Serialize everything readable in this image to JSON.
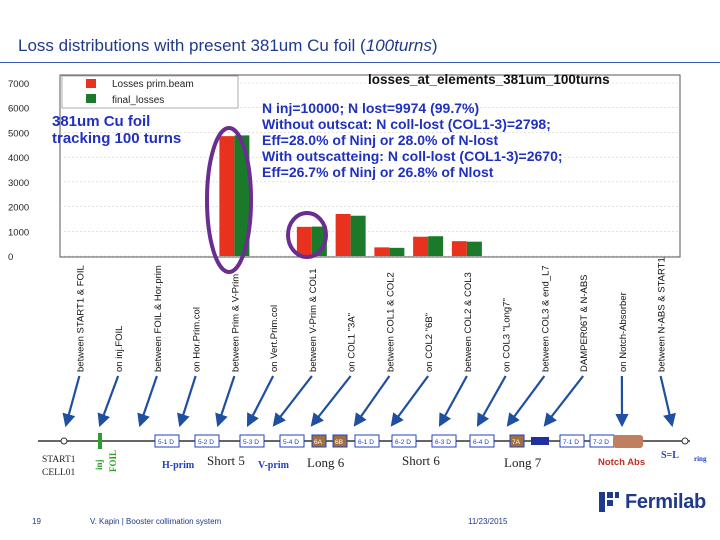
{
  "slide": {
    "title_main": "Loss distributions with present 381um Cu foil (",
    "title_italic": "100turns",
    "title_end": ")",
    "page_number": "19",
    "author": "V. Kapin | Booster collimation system",
    "date": "11/23/2015",
    "logo_text": "Fermilab"
  },
  "colors": {
    "red": "#e8321d",
    "green": "#1a7a2a",
    "circle": "#6b2d8f",
    "arrow": "#1f4fa0",
    "annotation": "#2030c0"
  },
  "chart_data": {
    "type": "bar",
    "title": "losses_at_elements_381um_100turns",
    "ylim": [
      0,
      7000
    ],
    "yticks": [
      "0",
      "1000",
      "2000",
      "3000",
      "4000",
      "5000",
      "6000",
      "7000"
    ],
    "series": [
      {
        "name": "Losses prim.beam",
        "color": "#e8321d"
      },
      {
        "name": "final_losses",
        "color": "#1a7a2a"
      }
    ],
    "categories": [
      "between START1 & FOIL",
      "on inj.FOIL",
      "between FOIL & Hor.prim",
      "on Hor.Prim.col",
      "between Prim & V-Prim",
      "on Vert.Prim.col",
      "between V-Prim & COL1",
      "on COL1 \"3A\"",
      "between COL1 & COL2",
      "on COL2 \"6B\"",
      "between COL2 & COL3",
      "on COL3 \"Long7\"",
      "between COL3 & end_L7",
      "DAMPER06T & N-ABS",
      "on Notch-Absorber",
      "between N-ABS & START1"
    ],
    "red_values": [
      0,
      0,
      0,
      0,
      4850,
      0,
      1180,
      1700,
      350,
      780,
      600,
      0,
      0,
      0,
      0,
      0
    ],
    "green_values": [
      0,
      0,
      0,
      0,
      4880,
      0,
      1190,
      1630,
      330,
      800,
      580,
      0,
      0,
      0,
      0,
      0
    ],
    "annotations": [
      "381um Cu foil",
      "tracking 100 turns",
      "N inj=10000; N lost=9974 (99.7%)",
      "Without outscat: N coll-lost (COL1-3)=2798;",
      "Eff=28.0% of Ninj or 28.0% of N-lost",
      "With outscatteing: N coll-lost (COL1-3)=2670;",
      "Eff=26.7% of Ninj or 26.8% of Nlost"
    ]
  },
  "lattice": {
    "left_labels": [
      "START1",
      "CELL01"
    ],
    "inj_label": "inj",
    "foil_label": "FOIL",
    "hprim": "H-prim",
    "vprim": "V-prim",
    "sections": [
      "Short 5",
      "Long 6",
      "Short 6",
      "Long 7"
    ],
    "notch": "Notch Abs",
    "end_label": "S=L",
    "end_sub": "ring",
    "magnets": [
      "5-1 D",
      "5-2 D",
      "5-3 D",
      "5-4 D",
      "6A",
      "6B",
      "6-1 D",
      "6-2 D",
      "6-3 D",
      "6-4 D",
      "7A",
      "7-1 D",
      "7-2 D"
    ]
  }
}
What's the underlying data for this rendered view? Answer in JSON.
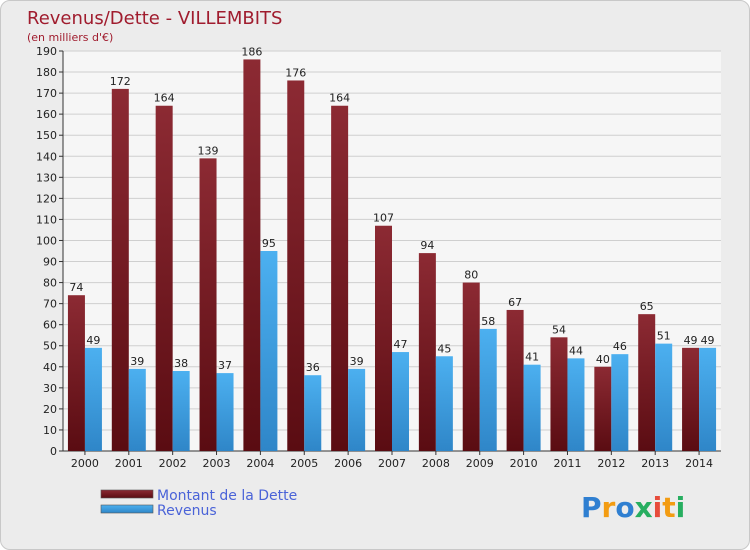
{
  "chart_data": {
    "type": "bar",
    "title": "Revenus/Dette - VILLEMBITS",
    "subtitle": "(en milliers d'€)",
    "categories": [
      "2000",
      "2001",
      "2002",
      "2003",
      "2004",
      "2005",
      "2006",
      "2007",
      "2008",
      "2009",
      "2010",
      "2011",
      "2012",
      "2013",
      "2014"
    ],
    "series": [
      {
        "name": "Montant de la Dette",
        "color": "#7a1a22",
        "values": [
          74,
          172,
          164,
          139,
          186,
          176,
          164,
          107,
          94,
          80,
          67,
          54,
          40,
          65,
          49
        ]
      },
      {
        "name": "Revenus",
        "color": "#3a9ee0",
        "values": [
          49,
          39,
          38,
          37,
          95,
          36,
          39,
          47,
          45,
          58,
          41,
          44,
          46,
          51,
          49
        ]
      }
    ],
    "ylim": [
      0,
      190
    ],
    "ytick_step": 10,
    "grid": true,
    "legend": "bottom-left"
  },
  "logo": {
    "text": "Proxiti",
    "letters": [
      "P",
      "r",
      "o",
      "x",
      "i",
      "t",
      "i"
    ],
    "colors": [
      "#2f7fd1",
      "#f39c12",
      "#2f7fd1",
      "#27ae60",
      "#e74c3c",
      "#f39c12",
      "#27ae60"
    ]
  }
}
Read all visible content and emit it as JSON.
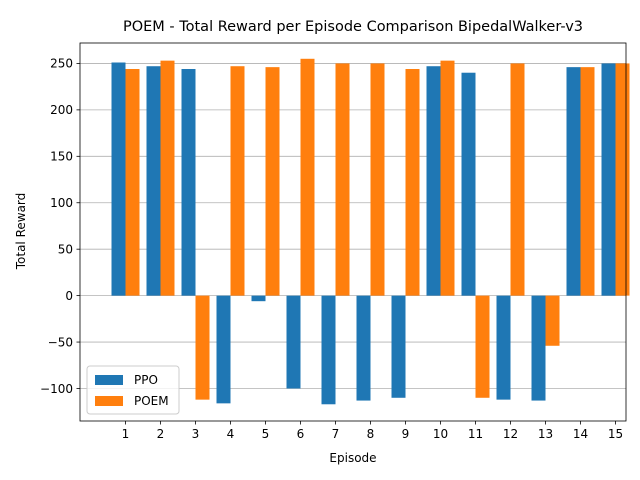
{
  "chart_data": {
    "type": "bar",
    "title": "POEM - Total Reward per Episode Comparison BipedalWalker-v3",
    "xlabel": "Episode",
    "ylabel": "Total Reward",
    "categories": [
      "1",
      "2",
      "3",
      "4",
      "5",
      "6",
      "7",
      "8",
      "9",
      "10",
      "11",
      "12",
      "13",
      "14",
      "15"
    ],
    "series": [
      {
        "name": "PPO",
        "color": "#1f77b4",
        "values": [
          251,
          247,
          244,
          -116,
          -6,
          -100,
          -117,
          -113,
          -110,
          247,
          240,
          -112,
          -113,
          246,
          250
        ]
      },
      {
        "name": "POEM",
        "color": "#ff7f0e",
        "values": [
          244,
          253,
          -112,
          247,
          246,
          255,
          250,
          250,
          244,
          253,
          -110,
          250,
          -54,
          246,
          250
        ]
      }
    ],
    "ylim": [
      -135,
      272
    ],
    "yticks": [
      -100,
      -50,
      0,
      50,
      100,
      150,
      200,
      250
    ],
    "ytick_labels": [
      "−100",
      "−50",
      "0",
      "50",
      "100",
      "150",
      "200",
      "250"
    ],
    "grid": "y",
    "legend_position": "lower-left"
  }
}
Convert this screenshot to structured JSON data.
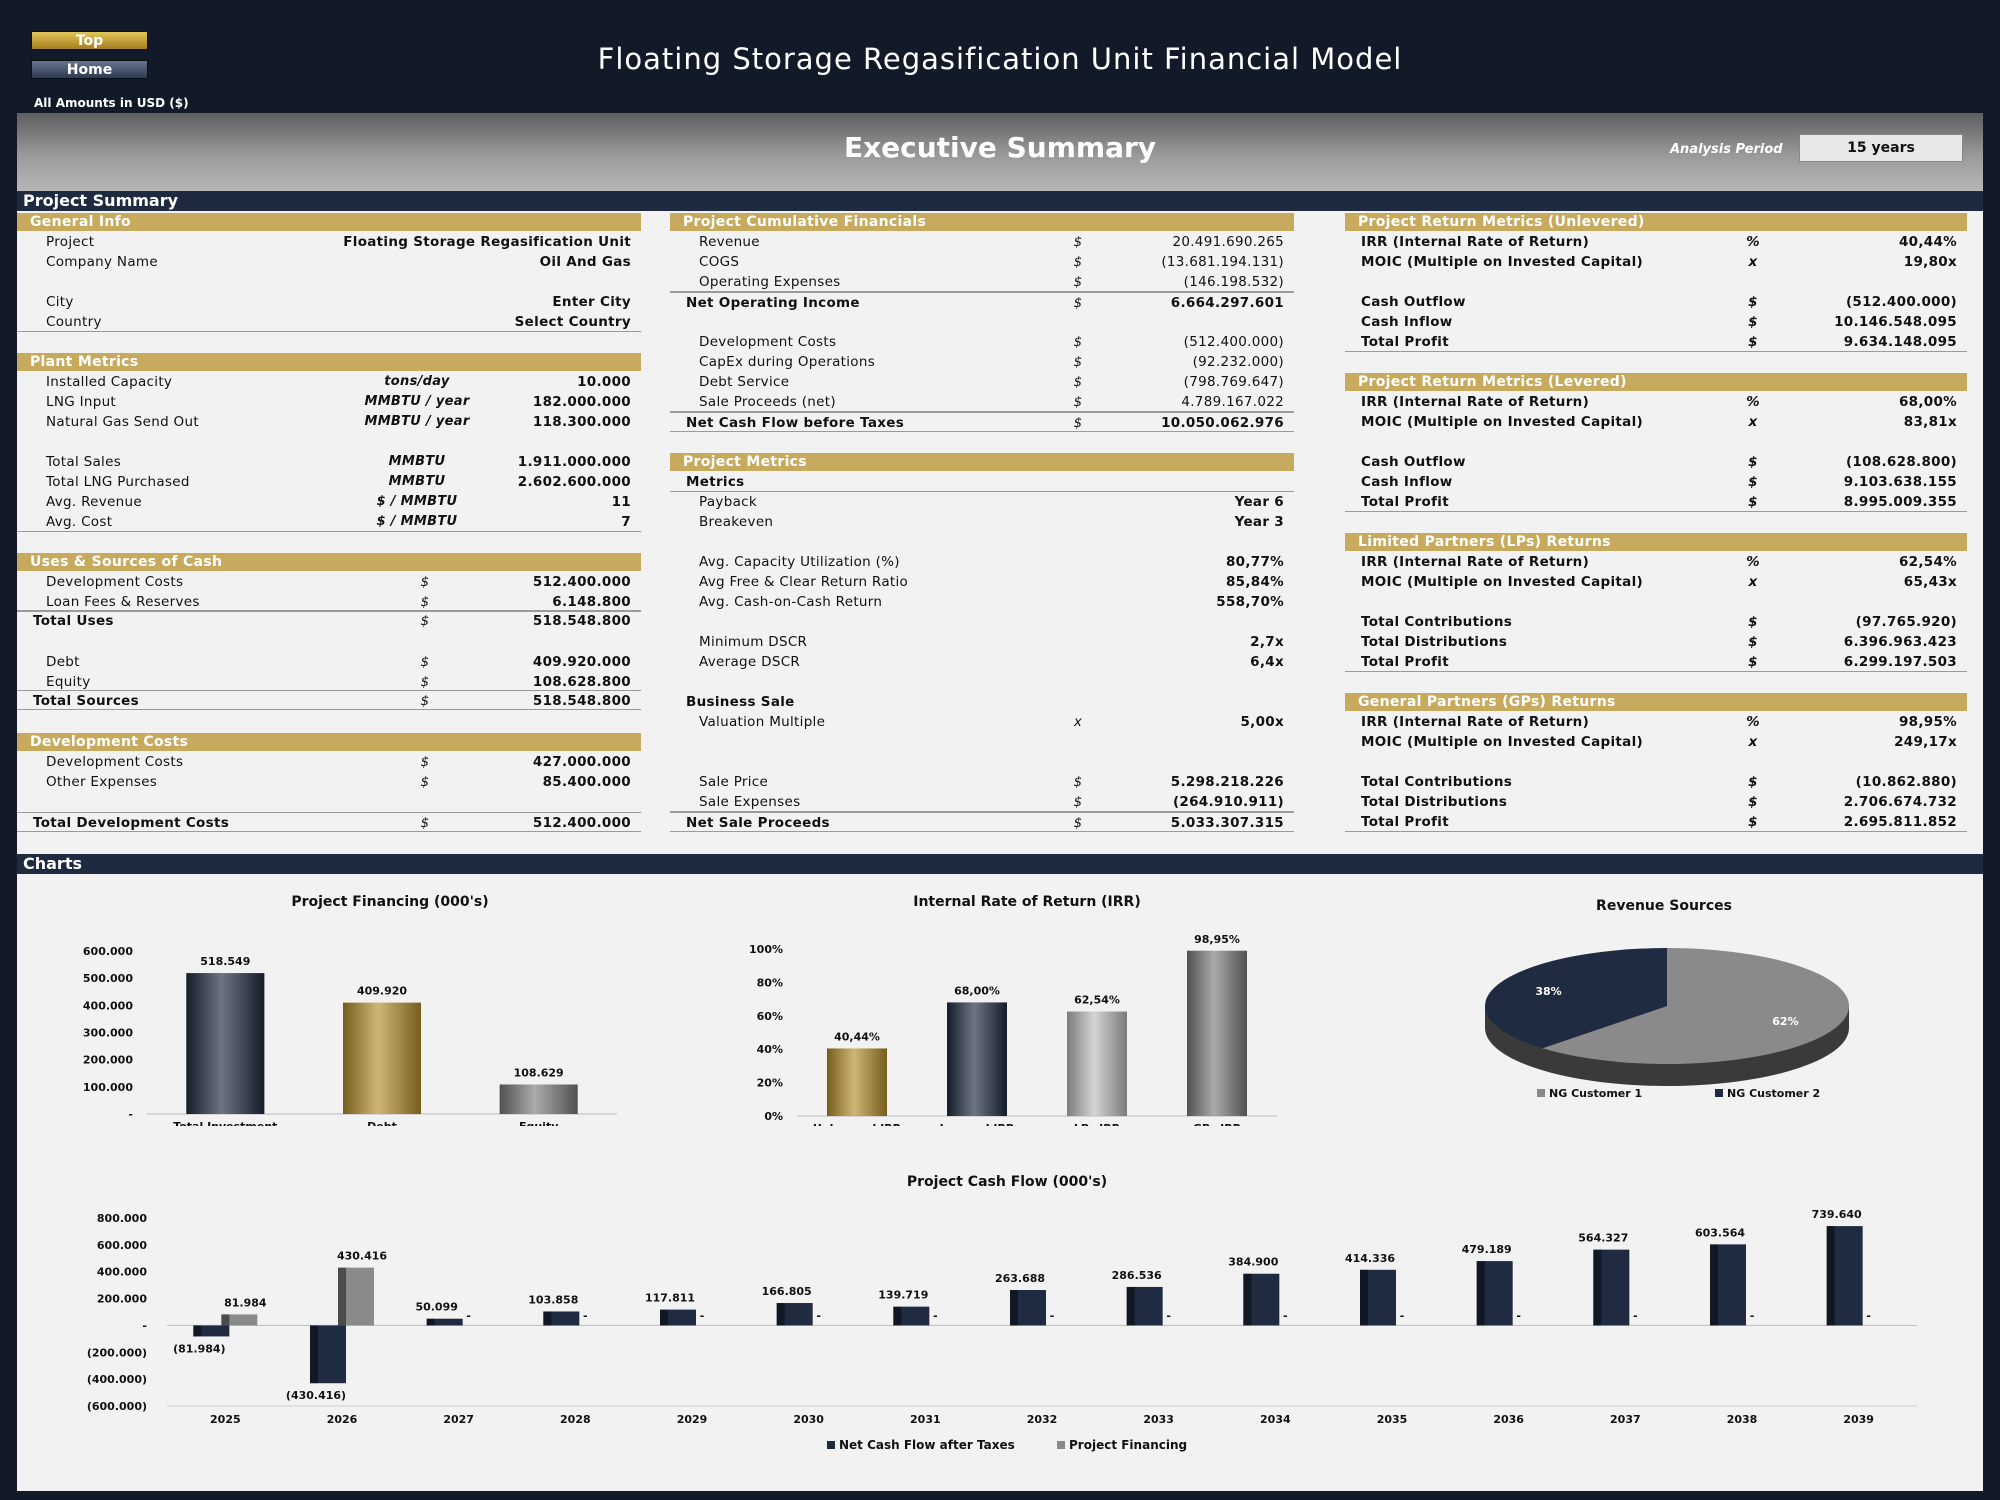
{
  "nav": {
    "top": "Top",
    "home": "Home",
    "amounts": "All Amounts in  USD ($)"
  },
  "title": "Floating Storage Regasification Unit Financial Model",
  "exec_title": "Executive Summary",
  "analysis": {
    "label": "Analysis Period",
    "value": "15 years"
  },
  "sections": {
    "summary": "Project Summary",
    "charts": "Charts"
  },
  "general": {
    "header": "General Info",
    "rows": [
      [
        "Project",
        "",
        "Floating Storage Regasification Unit"
      ],
      [
        "Company Name",
        "",
        "Oil And Gas"
      ],
      [
        "City",
        "",
        "Enter City"
      ],
      [
        "Country",
        "",
        "Select Country"
      ]
    ]
  },
  "plant": {
    "header": "Plant Metrics",
    "rows": [
      [
        "Installed Capacity",
        "tons/day",
        "10.000"
      ],
      [
        "LNG Input",
        "MMBTU / year",
        "182.000.000"
      ],
      [
        "Natural Gas Send Out",
        "MMBTU / year",
        "118.300.000"
      ],
      [
        "Total Sales",
        "MMBTU",
        "1.911.000.000"
      ],
      [
        "Total LNG Purchased",
        "MMBTU",
        "2.602.600.000"
      ],
      [
        "Avg. Revenue",
        "$ / MMBTU",
        "11"
      ],
      [
        "Avg. Cost",
        "$ / MMBTU",
        "7"
      ]
    ]
  },
  "uses": {
    "header": "Uses & Sources of Cash",
    "rows": [
      [
        "Development Costs",
        "$",
        "512.400.000"
      ],
      [
        "Loan Fees & Reserves",
        "$",
        "6.148.800"
      ],
      [
        "Total Uses",
        "$",
        "518.548.800"
      ],
      [
        "Debt",
        "$",
        "409.920.000"
      ],
      [
        "Equity",
        "$",
        "108.628.800"
      ],
      [
        "Total Sources",
        "$",
        "518.548.800"
      ]
    ]
  },
  "devcosts": {
    "header": "Development Costs",
    "rows": [
      [
        "Development Costs",
        "$",
        "427.000.000"
      ],
      [
        "Other Expenses",
        "$",
        "85.400.000"
      ],
      [
        "Total Development Costs",
        "$",
        "512.400.000"
      ]
    ]
  },
  "cumfin": {
    "header": "Project Cumulative Financials",
    "rows": [
      [
        "Revenue",
        "$",
        "20.491.690.265"
      ],
      [
        "COGS",
        "$",
        "(13.681.194.131)"
      ],
      [
        "Operating Expenses",
        "$",
        "(146.198.532)"
      ],
      [
        "Net Operating Income",
        "$",
        "6.664.297.601"
      ],
      [
        "Development Costs",
        "$",
        "(512.400.000)"
      ],
      [
        "CapEx during Operations",
        "$",
        "(92.232.000)"
      ],
      [
        "Debt Service",
        "$",
        "(798.769.647)"
      ],
      [
        "Sale Proceeds (net)",
        "$",
        "4.789.167.022"
      ],
      [
        "Net Cash Flow before Taxes",
        "$",
        "10.050.062.976"
      ]
    ]
  },
  "pmetrics": {
    "header": "Project Metrics",
    "rows": [
      [
        "Metrics",
        "",
        ""
      ],
      [
        "Payback",
        "",
        "Year 6"
      ],
      [
        "Breakeven",
        "",
        "Year 3"
      ],
      [
        "Avg. Capacity Utilization (%)",
        "",
        "80,77%"
      ],
      [
        "Avg Free & Clear Return Ratio",
        "",
        "85,84%"
      ],
      [
        "Avg. Cash-on-Cash Return",
        "",
        "558,70%"
      ],
      [
        "Minimum DSCR",
        "",
        "2,7x"
      ],
      [
        "Average DSCR",
        "",
        "6,4x"
      ],
      [
        "Business Sale",
        "",
        ""
      ],
      [
        "Valuation Multiple",
        "x",
        "5,00x"
      ],
      [
        "Sale Price",
        "$",
        "5.298.218.226"
      ],
      [
        "Sale Expenses",
        "$",
        "(264.910.911)"
      ],
      [
        "Net Sale Proceeds",
        "$",
        "5.033.307.315"
      ]
    ]
  },
  "unlev": {
    "header": "Project Return Metrics (Unlevered)",
    "rows": [
      [
        "IRR (Internal Rate of Return)",
        "%",
        "40,44%"
      ],
      [
        "MOIC (Multiple on Invested Capital)",
        "x",
        "19,80x"
      ],
      [
        "Cash Outflow",
        "$",
        "(512.400.000)"
      ],
      [
        "Cash Inflow",
        "$",
        "10.146.548.095"
      ],
      [
        "Total Profit",
        "$",
        "9.634.148.095"
      ]
    ]
  },
  "lev": {
    "header": "Project Return Metrics (Levered)",
    "rows": [
      [
        "IRR (Internal Rate of Return)",
        "%",
        "68,00%"
      ],
      [
        "MOIC (Multiple on Invested Capital)",
        "x",
        "83,81x"
      ],
      [
        "Cash Outflow",
        "$",
        "(108.628.800)"
      ],
      [
        "Cash Inflow",
        "$",
        "9.103.638.155"
      ],
      [
        "Total Profit",
        "$",
        "8.995.009.355"
      ]
    ]
  },
  "lps": {
    "header": "Limited Partners (LPs) Returns",
    "rows": [
      [
        "IRR (Internal Rate of Return)",
        "%",
        "62,54%"
      ],
      [
        "MOIC (Multiple on Invested Capital)",
        "x",
        "65,43x"
      ],
      [
        "Total Contributions",
        "$",
        "(97.765.920)"
      ],
      [
        "Total Distributions",
        "$",
        "6.396.963.423"
      ],
      [
        "Total Profit",
        "$",
        "6.299.197.503"
      ]
    ]
  },
  "gps": {
    "header": "General Partners (GPs) Returns",
    "rows": [
      [
        "IRR (Internal Rate of Return)",
        "%",
        "98,95%"
      ],
      [
        "MOIC (Multiple on Invested Capital)",
        "x",
        "249,17x"
      ],
      [
        "Total Contributions",
        "$",
        "(10.862.880)"
      ],
      [
        "Total Distributions",
        "$",
        "2.706.674.732"
      ],
      [
        "Total Profit",
        "$",
        "2.695.811.852"
      ]
    ]
  },
  "chart_data": [
    {
      "type": "bar",
      "title": "Project Financing (000's)",
      "categories": [
        "Total Investment",
        "Debt",
        "Equity"
      ],
      "values": [
        518549,
        409920,
        108629
      ],
      "labels": [
        "518.549",
        "409.920",
        "108.629"
      ],
      "ylim": [
        0,
        600000
      ],
      "yticks": [
        "-",
        "100.000",
        "200.000",
        "300.000",
        "400.000",
        "500.000",
        "600.000"
      ],
      "colors": [
        "#1f2b40",
        "#b58f2c",
        "#7d7d7d"
      ]
    },
    {
      "type": "bar",
      "title": "Internal Rate of Return (IRR)",
      "categories": [
        "Unlevered IRR",
        "Levered IRR",
        "LPs IRR",
        "GPs IRR"
      ],
      "values": [
        40.44,
        68.0,
        62.54,
        98.95
      ],
      "labels": [
        "40,44%",
        "68,00%",
        "62,54%",
        "98,95%"
      ],
      "ylim": [
        0,
        100
      ],
      "yticks": [
        "0%",
        "20%",
        "40%",
        "60%",
        "80%",
        "100%"
      ],
      "colors": [
        "#b58f2c",
        "#1f2b40",
        "#bdbdbd",
        "#7d7d7d"
      ]
    },
    {
      "type": "pie",
      "title": "Revenue Sources",
      "series": [
        {
          "name": "NG Customer 1",
          "value": 62,
          "label": "62%",
          "color": "#8a8a8a"
        },
        {
          "name": "NG Customer 2",
          "value": 38,
          "label": "38%",
          "color": "#1f2b40"
        }
      ]
    },
    {
      "type": "bar",
      "title": "Project Cash Flow (000's)",
      "categories": [
        "2025",
        "2026",
        "2027",
        "2028",
        "2029",
        "2030",
        "2031",
        "2032",
        "2033",
        "2034",
        "2035",
        "2036",
        "2037",
        "2038",
        "2039"
      ],
      "ylim": [
        -600000,
        800000
      ],
      "yticks": [
        "(600.000)",
        "(400.000)",
        "(200.000)",
        "-",
        "200.000",
        "400.000",
        "600.000",
        "800.000"
      ],
      "series": [
        {
          "name": "Net Cash Flow after Taxes",
          "color": "#1f2b40",
          "values": [
            -81984,
            -430416,
            50099,
            103858,
            117811,
            166805,
            139719,
            263688,
            286536,
            384900,
            414336,
            479189,
            564327,
            603564,
            739640
          ],
          "labels": [
            "(81.984)",
            "(430.416)",
            "50.099",
            "103.858",
            "117.811",
            "166.805",
            "139.719",
            "263.688",
            "286.536",
            "384.900",
            "414.336",
            "479.189",
            "564.327",
            "603.564",
            "739.640"
          ]
        },
        {
          "name": "Project Financing",
          "color": "#8a8a8a",
          "values": [
            81984,
            430416,
            0,
            0,
            0,
            0,
            0,
            0,
            0,
            0,
            0,
            0,
            0,
            0,
            0
          ],
          "labels": [
            "81.984",
            "430.416",
            "-",
            "-",
            "-",
            "-",
            "-",
            "-",
            "-",
            "-",
            "-",
            "-",
            "-",
            "-",
            "-"
          ]
        }
      ]
    }
  ]
}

- [Work to do] Read the data above. Pull out each line in which the string "Revenue" appears.

- [Finished task]
        "Avg. Revenue",
        "Revenue",
      "title": "Revenue Sources",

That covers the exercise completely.